### TASK DESCRIPTION
Whenever a line in the records below holds the string "pairs", copy it out.

### EXTRACTED RECORDS
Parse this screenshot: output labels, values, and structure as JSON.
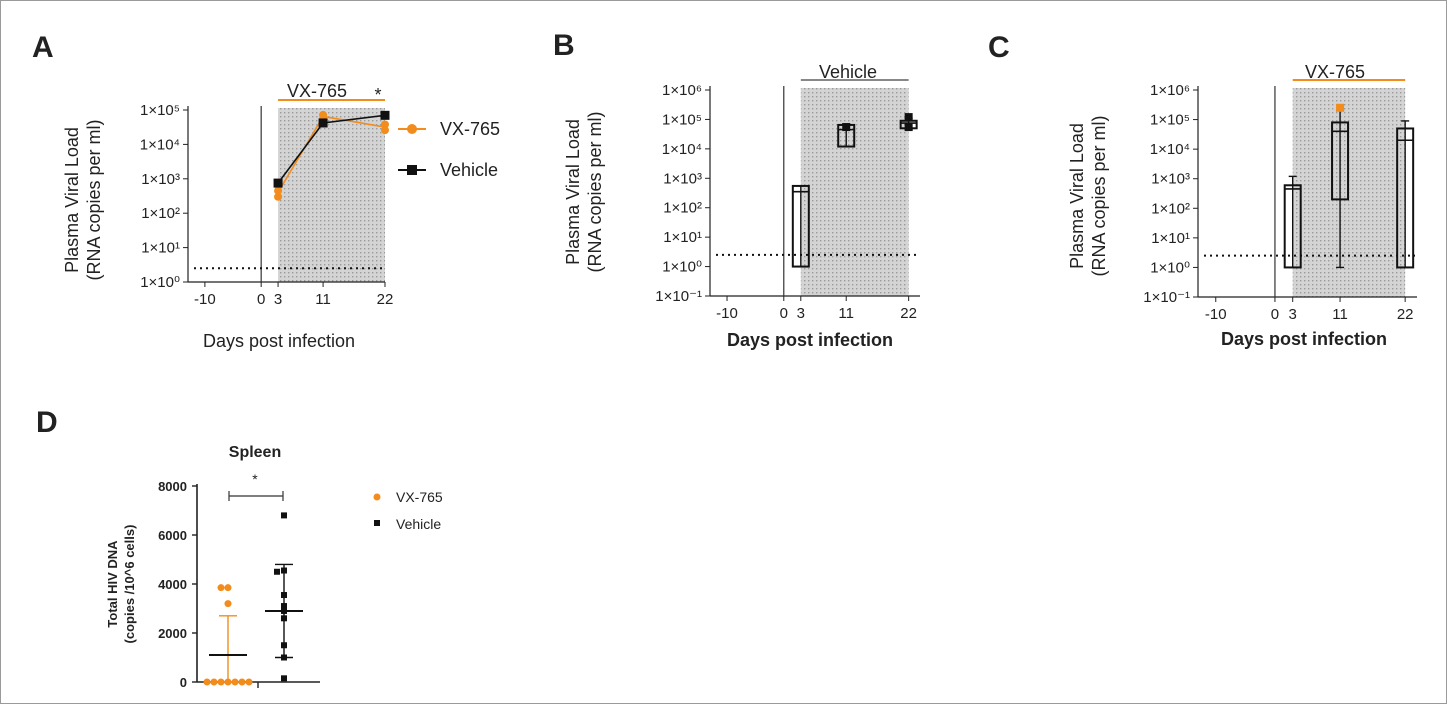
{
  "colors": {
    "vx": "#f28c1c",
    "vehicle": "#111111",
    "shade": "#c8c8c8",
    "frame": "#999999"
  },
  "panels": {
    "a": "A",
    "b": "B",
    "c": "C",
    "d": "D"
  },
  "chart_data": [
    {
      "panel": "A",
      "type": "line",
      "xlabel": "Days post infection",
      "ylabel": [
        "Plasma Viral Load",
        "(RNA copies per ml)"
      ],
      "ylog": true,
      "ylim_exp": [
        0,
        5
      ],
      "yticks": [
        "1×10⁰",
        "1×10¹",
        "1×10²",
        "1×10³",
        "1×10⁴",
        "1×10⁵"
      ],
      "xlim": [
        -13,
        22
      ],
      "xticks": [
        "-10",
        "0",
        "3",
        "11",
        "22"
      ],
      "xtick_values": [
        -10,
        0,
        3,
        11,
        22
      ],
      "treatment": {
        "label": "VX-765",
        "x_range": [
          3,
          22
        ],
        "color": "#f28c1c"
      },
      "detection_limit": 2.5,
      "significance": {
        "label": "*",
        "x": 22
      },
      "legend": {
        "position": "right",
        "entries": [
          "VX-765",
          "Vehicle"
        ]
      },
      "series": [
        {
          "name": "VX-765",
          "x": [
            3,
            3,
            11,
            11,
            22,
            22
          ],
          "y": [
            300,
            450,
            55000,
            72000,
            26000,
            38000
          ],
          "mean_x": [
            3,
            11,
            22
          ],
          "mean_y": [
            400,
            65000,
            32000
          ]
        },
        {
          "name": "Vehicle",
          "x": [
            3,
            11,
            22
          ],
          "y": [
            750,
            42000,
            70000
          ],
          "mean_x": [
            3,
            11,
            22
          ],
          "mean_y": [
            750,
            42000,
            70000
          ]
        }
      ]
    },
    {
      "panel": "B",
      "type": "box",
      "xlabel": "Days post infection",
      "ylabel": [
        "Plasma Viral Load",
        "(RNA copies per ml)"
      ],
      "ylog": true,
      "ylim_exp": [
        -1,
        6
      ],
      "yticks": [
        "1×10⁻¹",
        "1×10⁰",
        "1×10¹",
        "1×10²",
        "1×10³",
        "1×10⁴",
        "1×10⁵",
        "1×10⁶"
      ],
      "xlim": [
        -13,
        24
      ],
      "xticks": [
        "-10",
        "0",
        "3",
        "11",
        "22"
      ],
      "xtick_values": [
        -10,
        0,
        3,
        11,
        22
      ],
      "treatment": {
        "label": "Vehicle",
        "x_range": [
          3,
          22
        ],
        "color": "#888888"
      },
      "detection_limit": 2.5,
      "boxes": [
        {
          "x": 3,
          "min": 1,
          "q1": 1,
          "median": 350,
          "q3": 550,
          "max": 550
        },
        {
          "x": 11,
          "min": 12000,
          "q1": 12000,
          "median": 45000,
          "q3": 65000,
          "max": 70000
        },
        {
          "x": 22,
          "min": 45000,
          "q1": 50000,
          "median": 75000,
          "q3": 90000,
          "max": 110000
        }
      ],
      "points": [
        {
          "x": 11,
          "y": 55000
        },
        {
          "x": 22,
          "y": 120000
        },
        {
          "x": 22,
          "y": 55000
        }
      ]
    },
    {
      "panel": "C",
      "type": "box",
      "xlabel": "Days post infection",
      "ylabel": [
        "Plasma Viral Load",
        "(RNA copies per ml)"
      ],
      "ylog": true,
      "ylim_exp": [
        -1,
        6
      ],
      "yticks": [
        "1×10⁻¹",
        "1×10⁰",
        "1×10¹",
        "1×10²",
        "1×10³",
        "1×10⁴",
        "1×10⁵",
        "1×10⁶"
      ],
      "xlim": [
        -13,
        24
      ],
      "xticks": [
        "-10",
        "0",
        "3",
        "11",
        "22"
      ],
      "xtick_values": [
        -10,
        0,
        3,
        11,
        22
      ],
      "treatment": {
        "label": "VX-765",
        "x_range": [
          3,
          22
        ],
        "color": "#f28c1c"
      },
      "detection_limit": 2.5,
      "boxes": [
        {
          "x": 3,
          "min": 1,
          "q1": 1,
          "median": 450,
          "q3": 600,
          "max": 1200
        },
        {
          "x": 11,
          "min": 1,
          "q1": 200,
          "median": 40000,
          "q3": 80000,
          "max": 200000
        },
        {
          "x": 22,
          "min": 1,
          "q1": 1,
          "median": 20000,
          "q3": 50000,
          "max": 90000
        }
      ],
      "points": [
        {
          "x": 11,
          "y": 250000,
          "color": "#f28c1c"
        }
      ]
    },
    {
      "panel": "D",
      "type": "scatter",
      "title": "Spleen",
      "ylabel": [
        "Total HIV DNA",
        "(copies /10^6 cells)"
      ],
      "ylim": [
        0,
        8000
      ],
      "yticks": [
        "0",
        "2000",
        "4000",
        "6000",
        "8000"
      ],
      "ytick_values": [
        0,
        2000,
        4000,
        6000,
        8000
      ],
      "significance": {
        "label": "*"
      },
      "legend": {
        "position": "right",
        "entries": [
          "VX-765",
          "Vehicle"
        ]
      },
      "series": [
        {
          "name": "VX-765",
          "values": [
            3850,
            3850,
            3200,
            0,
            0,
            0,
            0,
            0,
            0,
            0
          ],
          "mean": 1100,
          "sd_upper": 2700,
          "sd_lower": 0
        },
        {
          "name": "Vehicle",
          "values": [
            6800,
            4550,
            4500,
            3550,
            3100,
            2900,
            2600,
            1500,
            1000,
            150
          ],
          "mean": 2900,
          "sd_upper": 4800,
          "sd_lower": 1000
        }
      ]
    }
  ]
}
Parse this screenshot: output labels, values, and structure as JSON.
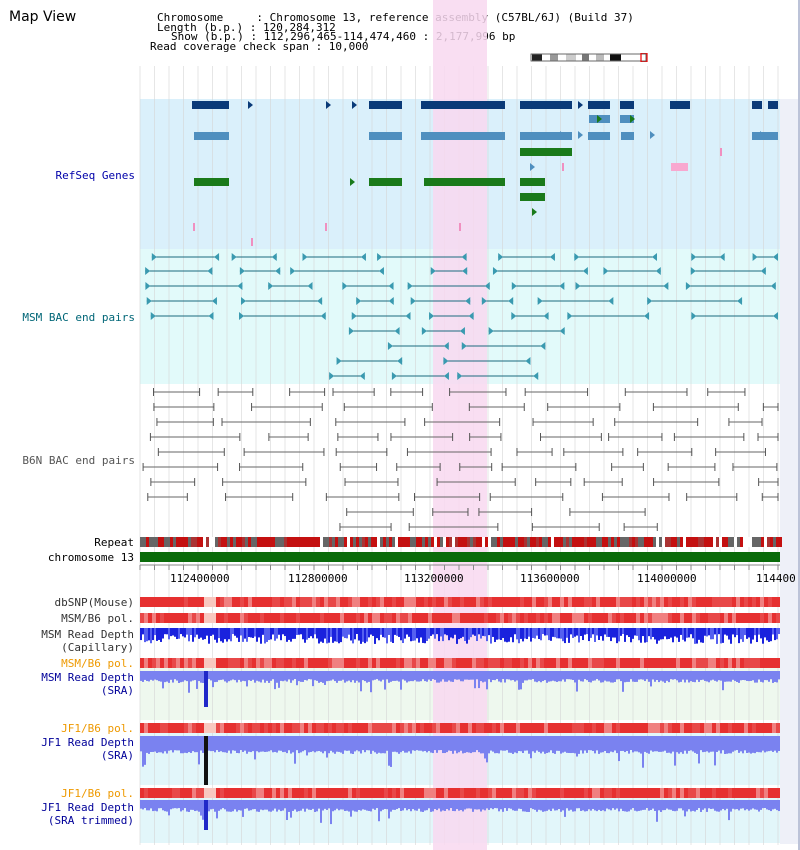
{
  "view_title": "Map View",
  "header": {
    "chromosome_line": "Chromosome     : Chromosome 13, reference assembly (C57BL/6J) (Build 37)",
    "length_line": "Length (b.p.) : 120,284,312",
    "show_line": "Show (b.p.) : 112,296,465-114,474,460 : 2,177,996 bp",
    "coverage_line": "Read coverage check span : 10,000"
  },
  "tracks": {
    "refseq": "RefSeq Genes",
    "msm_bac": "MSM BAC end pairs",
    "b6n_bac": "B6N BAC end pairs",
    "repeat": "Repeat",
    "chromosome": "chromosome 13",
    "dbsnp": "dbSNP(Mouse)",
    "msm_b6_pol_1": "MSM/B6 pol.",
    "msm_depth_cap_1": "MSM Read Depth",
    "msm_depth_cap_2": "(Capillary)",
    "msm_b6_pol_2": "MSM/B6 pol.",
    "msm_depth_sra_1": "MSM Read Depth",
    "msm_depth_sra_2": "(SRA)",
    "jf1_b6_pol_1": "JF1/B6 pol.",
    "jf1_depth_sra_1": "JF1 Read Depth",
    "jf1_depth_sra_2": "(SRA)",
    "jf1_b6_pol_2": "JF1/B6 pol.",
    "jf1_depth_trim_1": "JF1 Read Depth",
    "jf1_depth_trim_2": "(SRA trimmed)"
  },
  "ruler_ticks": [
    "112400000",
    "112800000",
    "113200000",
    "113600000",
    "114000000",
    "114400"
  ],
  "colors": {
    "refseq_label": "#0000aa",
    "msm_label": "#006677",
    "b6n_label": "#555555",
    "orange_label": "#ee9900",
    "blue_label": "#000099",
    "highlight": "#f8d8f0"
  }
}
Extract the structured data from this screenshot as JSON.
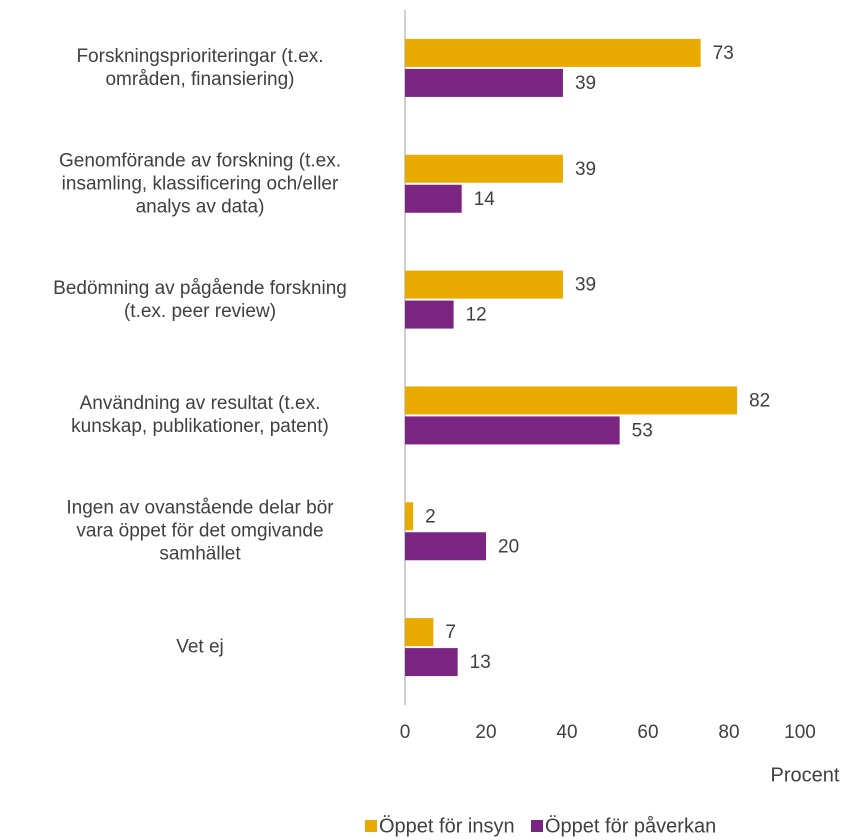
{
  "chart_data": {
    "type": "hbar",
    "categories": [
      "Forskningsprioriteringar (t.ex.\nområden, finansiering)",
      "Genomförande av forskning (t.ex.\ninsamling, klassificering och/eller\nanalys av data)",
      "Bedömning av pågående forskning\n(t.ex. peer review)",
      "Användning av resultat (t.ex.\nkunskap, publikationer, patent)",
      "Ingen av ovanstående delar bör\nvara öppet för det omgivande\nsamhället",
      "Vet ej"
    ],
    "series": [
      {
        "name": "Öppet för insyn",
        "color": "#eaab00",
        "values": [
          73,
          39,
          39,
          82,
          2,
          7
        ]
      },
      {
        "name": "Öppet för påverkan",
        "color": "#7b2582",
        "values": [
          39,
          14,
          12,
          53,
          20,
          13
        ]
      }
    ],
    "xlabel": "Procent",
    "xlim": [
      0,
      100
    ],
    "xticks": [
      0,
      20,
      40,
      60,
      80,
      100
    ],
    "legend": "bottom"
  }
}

### SOLUTION FOR THIS EXERCISE
    "msm_bac": "MSM BAC end pairs",
    "b6n_bac": "B6N BAC end pairs",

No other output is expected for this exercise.